## Text shown
## begin

Analysis: This has happened two or three times since the last one, where reference is made to the deeper past without benefit of past perfect. In an instant I recalled the abandoned warehouse, and my attempt at the ghostly life, which came to such an abrupt halt just last week. That should read “had come.” As usual, these can feel like trifling issues when taken in isolation, as they are here. But these temporal miscues are rendered much more prominent when you encounter them in situ, amid the vast sea of simple past tenses that one encounters in a regular past-tense story.
Details: The protagonist is relating his tale in the first person, but he is struggling with having undertaken a new persona, trying to distance himself from who he usually is. The reason for all this is not yet clear, but the execution of it is quite engaging. I get a real sense of the dichotomy he faces – the lure of old personality habits trying to reassert themselves and his joyful freedom in the present as he resists all that.
Note: I continue to pass the occasional missing comma and such, but I’m far too engrossed—or maybe the word is “charmed”—by the story to give them a passing glance.
Analysis: Dagnabbit! I was enjoying this! But I’m tripping too frequently over the miscues of tense to continue ignoring them. Since I saw her temple badge, I reflected that ‘Lashi’ probably had some miraculous power… But he’s referring to having seen that badge earlier in the day, so it should be “Since I’d seen…” These are relatively harmless gaffes on their own, but stumbling over them with unwelcome frequency eventually dragged my attention away from the story. And when I noticed that I was grumbling to myself about it, I realized that, engaged or not, my immersion had been broken.
Note: I’m too enchanted with the story to stop now, so even though I’ve hit the 3rd WTF, I will be reading more tonight. And there’s no reason why you shouldn’t give it a try yourself.

## end

## Problem A
Reproduce the review of the story above word for word, from start to finish.

## Exercise materials
## begin

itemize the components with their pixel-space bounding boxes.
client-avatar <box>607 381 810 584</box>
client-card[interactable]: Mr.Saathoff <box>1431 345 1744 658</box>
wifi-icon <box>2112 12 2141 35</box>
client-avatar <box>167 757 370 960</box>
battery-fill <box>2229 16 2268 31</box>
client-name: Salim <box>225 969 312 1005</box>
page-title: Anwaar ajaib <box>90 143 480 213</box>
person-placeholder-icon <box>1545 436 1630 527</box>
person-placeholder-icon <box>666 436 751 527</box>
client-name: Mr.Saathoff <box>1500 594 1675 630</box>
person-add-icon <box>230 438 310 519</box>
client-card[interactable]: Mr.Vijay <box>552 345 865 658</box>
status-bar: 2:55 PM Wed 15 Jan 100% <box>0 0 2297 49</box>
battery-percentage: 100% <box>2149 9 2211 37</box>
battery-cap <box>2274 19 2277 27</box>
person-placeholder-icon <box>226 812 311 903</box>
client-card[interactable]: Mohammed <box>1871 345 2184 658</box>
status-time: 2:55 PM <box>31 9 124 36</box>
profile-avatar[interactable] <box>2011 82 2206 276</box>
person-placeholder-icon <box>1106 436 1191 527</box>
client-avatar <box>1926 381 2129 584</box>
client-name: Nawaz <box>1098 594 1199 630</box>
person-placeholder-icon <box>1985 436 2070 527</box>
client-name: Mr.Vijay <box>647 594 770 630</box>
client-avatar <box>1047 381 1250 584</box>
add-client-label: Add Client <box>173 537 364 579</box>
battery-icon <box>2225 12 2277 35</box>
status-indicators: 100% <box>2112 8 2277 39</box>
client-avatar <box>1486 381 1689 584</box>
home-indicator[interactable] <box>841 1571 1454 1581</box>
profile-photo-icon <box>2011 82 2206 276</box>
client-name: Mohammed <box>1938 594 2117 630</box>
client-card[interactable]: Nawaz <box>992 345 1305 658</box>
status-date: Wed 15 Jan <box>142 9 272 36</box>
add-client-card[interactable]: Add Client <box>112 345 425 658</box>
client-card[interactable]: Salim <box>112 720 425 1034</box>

## end

## Problem B
Arrange the lines of the records as a numbered list, running from the start of the records through the line that contains "client-name: Salim <box>225", both ends included. Leave out blank lines.

## Complete answer A
Analysis: This has happened two or three times since the last one, where reference is made to the deeper past without benefit of past perfect. In an instant I recalled the abandoned warehouse, and my attempt at the ghostly life, which came to such an abrupt halt just last week. That should read “had come.” As usual, these can feel like trifling issues when taken in isolation, as they are here. But these temporal miscues are rendered much more prominent when you encounter them in situ, amid the vast sea of simple past tenses that one encounters in a regular past-tense story.
Details: The protagonist is relating his tale in the first person, but he is struggling with having undertaken a new persona, trying to distance himself from who he usually is. The reason for all this is not yet clear, but the execution of it is quite engaging. I get a real sense of the dichotomy he faces – the lure of old personality habits trying to reassert themselves and his joyful freedom in the present as he resists all that.
Note: I continue to pass the occasional missing comma and such, but I’m far too engrossed—or maybe the word is “charmed”—by the story to give them a passing glance.
Analysis: Dagnabbit! I was enjoying this! But I’m tripping too frequently over the miscues of tense to continue ignoring them. Since I saw her temple badge, I reflected that ‘Lashi’ probably had some miraculous power… But he’s referring to having seen that badge earlier in the day, so it should be “Since I’d seen…” These are relatively harmless gaffes on their own, but stumbling over them with unwelcome frequency eventually dragged my attention away from the story. And when I noticed that I was grumbling to myself about it, I realized that, engaged or not, my immersion had been broken.
Note: I’m too enchanted with the story to stop now, so even though I’ve hit the 3rd WTF, I will be reading more tonight. And there’s no reason why you shouldn’t give it a try yourself.

## Complete answer B
1. itemize the components with their pixel-space bounding boxes.
2. client-avatar <box>607 381 810 584</box>
3. client-card[interactable]: Mr.Saathoff <box>1431 345 1744 658</box>
4. wifi-icon <box>2112 12 2141 35</box>
5. client-avatar <box>167 757 370 960</box>
6. battery-fill <box>2229 16 2268 31</box>
7. client-name: Salim <box>225 969 312 1005</box>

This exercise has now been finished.